- **Data supplied**
########################################

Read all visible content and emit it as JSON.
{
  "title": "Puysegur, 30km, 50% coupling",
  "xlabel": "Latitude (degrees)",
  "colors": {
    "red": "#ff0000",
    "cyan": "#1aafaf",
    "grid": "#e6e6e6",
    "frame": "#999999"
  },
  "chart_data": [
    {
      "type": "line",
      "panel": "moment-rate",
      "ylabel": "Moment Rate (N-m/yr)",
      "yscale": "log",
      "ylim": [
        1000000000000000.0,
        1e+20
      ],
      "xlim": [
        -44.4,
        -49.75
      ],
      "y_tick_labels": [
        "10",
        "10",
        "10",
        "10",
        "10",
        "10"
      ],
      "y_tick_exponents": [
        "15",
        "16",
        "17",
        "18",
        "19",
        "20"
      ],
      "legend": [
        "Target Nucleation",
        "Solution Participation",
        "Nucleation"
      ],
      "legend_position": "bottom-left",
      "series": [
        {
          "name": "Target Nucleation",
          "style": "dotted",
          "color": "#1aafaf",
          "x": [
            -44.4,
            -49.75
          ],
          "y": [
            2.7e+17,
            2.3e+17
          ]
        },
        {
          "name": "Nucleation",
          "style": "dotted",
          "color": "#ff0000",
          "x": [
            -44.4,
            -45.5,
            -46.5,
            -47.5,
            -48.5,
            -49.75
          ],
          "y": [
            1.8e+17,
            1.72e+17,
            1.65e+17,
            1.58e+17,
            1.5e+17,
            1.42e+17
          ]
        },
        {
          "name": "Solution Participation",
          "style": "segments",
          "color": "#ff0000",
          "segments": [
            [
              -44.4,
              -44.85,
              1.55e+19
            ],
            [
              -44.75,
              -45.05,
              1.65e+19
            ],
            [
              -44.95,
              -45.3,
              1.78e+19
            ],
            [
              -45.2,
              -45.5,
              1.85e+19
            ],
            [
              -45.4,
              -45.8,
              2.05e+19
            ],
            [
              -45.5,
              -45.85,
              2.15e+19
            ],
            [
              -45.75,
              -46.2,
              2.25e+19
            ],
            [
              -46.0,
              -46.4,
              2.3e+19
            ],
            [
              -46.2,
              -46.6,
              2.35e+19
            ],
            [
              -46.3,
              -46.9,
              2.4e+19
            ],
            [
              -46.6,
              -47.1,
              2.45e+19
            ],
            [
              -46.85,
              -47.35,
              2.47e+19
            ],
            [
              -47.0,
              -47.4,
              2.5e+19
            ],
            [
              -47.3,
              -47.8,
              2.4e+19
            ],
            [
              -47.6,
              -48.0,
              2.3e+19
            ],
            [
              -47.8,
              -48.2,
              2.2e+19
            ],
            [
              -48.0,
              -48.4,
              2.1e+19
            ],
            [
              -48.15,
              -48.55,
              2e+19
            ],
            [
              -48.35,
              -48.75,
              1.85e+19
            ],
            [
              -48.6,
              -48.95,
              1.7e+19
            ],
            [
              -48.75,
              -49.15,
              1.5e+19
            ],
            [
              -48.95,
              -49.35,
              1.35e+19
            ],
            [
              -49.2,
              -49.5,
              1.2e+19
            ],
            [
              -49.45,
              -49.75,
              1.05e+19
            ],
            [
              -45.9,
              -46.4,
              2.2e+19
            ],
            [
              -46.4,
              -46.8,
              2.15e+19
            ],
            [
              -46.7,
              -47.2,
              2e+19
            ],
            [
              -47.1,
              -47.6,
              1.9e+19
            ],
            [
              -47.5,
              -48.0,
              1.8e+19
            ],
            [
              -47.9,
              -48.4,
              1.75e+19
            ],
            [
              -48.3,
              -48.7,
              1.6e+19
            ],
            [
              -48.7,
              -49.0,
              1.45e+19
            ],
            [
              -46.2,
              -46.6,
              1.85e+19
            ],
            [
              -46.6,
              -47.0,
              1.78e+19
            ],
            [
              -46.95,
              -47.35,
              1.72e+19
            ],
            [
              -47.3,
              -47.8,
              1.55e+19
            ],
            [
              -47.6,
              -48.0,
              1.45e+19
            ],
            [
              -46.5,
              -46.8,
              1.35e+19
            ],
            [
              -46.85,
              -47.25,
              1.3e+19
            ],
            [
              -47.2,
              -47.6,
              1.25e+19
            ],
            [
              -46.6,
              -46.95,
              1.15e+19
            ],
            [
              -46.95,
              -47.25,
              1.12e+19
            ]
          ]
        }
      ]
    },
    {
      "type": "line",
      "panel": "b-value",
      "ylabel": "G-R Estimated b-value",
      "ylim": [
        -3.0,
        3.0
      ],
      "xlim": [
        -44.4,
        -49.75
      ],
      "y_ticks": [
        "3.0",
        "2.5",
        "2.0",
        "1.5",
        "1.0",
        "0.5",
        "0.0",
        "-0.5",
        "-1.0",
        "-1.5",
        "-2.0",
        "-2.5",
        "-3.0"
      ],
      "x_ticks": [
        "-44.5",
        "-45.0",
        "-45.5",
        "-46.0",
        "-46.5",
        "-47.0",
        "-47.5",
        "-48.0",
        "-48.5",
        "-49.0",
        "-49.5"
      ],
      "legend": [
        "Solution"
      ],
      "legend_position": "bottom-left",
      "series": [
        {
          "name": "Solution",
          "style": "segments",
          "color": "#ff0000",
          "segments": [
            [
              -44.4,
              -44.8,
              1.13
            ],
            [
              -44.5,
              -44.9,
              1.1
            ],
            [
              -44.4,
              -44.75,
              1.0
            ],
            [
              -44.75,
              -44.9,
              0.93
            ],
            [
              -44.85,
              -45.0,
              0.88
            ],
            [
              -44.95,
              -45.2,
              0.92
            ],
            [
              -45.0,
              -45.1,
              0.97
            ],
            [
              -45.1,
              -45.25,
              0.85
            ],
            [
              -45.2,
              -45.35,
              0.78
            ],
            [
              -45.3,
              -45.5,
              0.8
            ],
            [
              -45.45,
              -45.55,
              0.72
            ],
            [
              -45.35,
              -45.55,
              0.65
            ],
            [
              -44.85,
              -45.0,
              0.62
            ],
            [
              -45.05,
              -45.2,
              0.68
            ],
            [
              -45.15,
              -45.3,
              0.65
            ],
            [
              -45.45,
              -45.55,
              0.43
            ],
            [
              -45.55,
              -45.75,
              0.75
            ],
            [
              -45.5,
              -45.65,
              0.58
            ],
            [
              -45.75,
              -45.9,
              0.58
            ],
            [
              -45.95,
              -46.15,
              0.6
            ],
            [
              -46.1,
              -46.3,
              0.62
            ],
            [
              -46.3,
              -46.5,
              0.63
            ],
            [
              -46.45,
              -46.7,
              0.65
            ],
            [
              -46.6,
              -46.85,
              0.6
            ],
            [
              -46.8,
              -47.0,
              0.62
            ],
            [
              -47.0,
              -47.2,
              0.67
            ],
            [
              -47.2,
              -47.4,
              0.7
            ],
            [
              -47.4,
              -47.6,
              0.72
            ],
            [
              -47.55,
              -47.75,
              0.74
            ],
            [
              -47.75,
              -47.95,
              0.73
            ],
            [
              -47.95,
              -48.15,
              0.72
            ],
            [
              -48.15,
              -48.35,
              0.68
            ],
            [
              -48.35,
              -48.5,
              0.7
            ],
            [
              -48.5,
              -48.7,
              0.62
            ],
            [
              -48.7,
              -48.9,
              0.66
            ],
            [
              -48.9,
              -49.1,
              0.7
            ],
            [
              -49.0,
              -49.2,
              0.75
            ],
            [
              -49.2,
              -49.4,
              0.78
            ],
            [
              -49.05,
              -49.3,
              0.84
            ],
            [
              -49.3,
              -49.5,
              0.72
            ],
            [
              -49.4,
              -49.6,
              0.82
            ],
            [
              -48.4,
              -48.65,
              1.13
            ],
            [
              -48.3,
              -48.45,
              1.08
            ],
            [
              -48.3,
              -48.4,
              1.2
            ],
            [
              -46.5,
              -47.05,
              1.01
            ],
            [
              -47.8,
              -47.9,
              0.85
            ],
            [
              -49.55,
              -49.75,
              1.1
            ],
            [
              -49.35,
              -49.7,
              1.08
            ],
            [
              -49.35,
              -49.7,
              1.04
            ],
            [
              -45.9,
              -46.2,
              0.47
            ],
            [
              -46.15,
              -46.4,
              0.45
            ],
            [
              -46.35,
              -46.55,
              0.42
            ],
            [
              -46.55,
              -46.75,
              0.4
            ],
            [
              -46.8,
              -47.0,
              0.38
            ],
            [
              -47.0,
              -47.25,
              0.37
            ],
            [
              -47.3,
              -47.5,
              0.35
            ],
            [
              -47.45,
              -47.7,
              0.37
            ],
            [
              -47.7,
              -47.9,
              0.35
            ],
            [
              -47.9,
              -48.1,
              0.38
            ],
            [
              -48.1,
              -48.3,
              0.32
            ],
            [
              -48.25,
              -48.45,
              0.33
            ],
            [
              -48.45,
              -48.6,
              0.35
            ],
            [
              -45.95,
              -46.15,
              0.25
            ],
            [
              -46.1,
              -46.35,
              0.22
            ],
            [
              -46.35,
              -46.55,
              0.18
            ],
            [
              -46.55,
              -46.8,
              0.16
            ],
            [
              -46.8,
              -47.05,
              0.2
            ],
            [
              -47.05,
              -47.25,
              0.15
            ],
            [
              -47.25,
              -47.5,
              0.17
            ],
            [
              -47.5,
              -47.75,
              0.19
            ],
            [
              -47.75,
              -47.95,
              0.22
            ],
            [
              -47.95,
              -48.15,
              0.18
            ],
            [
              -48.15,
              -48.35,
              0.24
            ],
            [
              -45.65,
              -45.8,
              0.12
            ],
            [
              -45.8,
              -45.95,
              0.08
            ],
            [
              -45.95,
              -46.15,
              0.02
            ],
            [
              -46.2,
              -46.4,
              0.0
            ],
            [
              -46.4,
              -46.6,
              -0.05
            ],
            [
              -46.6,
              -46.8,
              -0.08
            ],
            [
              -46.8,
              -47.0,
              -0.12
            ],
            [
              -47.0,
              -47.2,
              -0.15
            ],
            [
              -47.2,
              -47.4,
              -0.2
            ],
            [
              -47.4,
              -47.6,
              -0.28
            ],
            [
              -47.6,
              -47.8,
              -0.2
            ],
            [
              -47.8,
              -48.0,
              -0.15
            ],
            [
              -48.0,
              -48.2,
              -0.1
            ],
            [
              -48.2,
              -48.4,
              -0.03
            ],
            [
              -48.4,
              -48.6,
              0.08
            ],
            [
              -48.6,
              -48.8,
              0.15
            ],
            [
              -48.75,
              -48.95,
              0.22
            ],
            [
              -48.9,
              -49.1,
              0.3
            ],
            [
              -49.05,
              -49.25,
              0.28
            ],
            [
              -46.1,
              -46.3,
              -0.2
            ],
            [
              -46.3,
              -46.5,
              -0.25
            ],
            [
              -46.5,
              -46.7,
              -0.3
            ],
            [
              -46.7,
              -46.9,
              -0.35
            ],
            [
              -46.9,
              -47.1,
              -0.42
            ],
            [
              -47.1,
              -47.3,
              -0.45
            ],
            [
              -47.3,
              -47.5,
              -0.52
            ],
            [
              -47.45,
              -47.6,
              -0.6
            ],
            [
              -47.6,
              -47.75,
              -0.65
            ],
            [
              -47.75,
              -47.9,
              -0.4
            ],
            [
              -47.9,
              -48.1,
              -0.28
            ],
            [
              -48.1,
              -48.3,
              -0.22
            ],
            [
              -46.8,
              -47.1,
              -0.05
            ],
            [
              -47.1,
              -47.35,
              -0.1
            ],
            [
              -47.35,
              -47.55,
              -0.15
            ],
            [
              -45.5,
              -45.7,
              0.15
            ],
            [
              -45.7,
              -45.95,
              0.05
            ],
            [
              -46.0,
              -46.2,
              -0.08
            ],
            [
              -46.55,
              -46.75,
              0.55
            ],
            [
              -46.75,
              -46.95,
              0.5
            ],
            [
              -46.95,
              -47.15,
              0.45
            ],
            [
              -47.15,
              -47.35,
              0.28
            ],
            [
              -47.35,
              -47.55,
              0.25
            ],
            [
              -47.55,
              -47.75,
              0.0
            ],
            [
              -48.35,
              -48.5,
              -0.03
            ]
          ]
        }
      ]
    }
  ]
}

########################################

- **Stated goal**
Extract each line holding the string "value".

- **Solved problem**
      "panel": "b-value",
      "ylabel": "G-R Estimated b-value",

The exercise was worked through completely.